[start of Raw data]
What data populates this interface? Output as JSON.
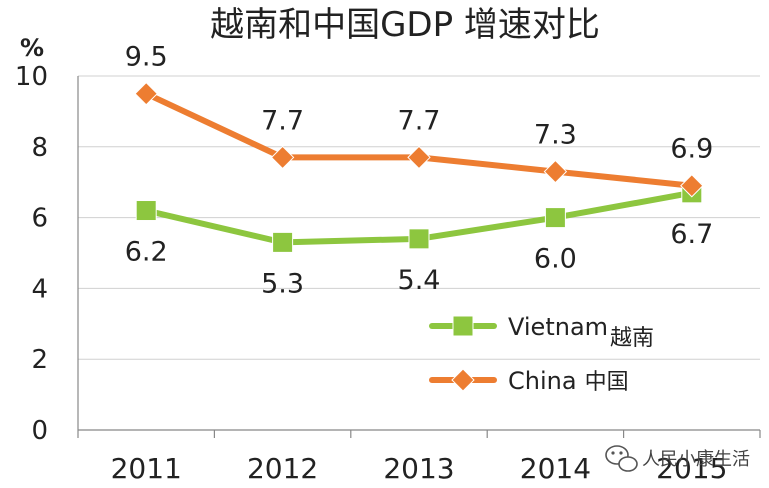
{
  "chart_data": {
    "type": "line",
    "title": "越南和中国GDP 增速对比",
    "ylabel": "%",
    "xlabel": "",
    "ylim": [
      0,
      10
    ],
    "yticks": [
      0,
      2,
      4,
      6,
      8,
      10
    ],
    "categories": [
      "2011",
      "2012",
      "2013",
      "2014",
      "2015"
    ],
    "legend_position": "bottom-right",
    "series": [
      {
        "name": "Vietnam",
        "name_cn": "越南",
        "values": [
          6.2,
          5.3,
          5.4,
          6.0,
          6.7
        ],
        "labels": [
          "6.2",
          "5.3",
          "5.4",
          "6.0",
          "6.7"
        ],
        "color": "#8dc63f",
        "marker": "square"
      },
      {
        "name": "China",
        "name_cn": "中国",
        "values": [
          9.5,
          7.7,
          7.7,
          7.3,
          6.9
        ],
        "labels": [
          "9.5",
          "7.7",
          "7.7",
          "7.3",
          "6.9"
        ],
        "color": "#ed7d31",
        "marker": "diamond"
      }
    ]
  },
  "watermark": {
    "text": "人民小康生活",
    "icon": "wechat-icon"
  }
}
[end of Raw data]
Write out the records above exactly as they appear, leaving out any pictures.

What data populates this interface? Output as JSON.
{
  "chart_data": {
    "type": "line",
    "title": "越南和中国GDP 增速对比",
    "ylabel": "%",
    "xlabel": "",
    "ylim": [
      0,
      10
    ],
    "yticks": [
      0,
      2,
      4,
      6,
      8,
      10
    ],
    "categories": [
      "2011",
      "2012",
      "2013",
      "2014",
      "2015"
    ],
    "legend_position": "bottom-right",
    "series": [
      {
        "name": "Vietnam",
        "name_cn": "越南",
        "values": [
          6.2,
          5.3,
          5.4,
          6.0,
          6.7
        ],
        "labels": [
          "6.2",
          "5.3",
          "5.4",
          "6.0",
          "6.7"
        ],
        "color": "#8dc63f",
        "marker": "square"
      },
      {
        "name": "China",
        "name_cn": "中国",
        "values": [
          9.5,
          7.7,
          7.7,
          7.3,
          6.9
        ],
        "labels": [
          "9.5",
          "7.7",
          "7.7",
          "7.3",
          "6.9"
        ],
        "color": "#ed7d31",
        "marker": "diamond"
      }
    ]
  },
  "watermark": {
    "text": "人民小康生活",
    "icon": "wechat-icon"
  }
}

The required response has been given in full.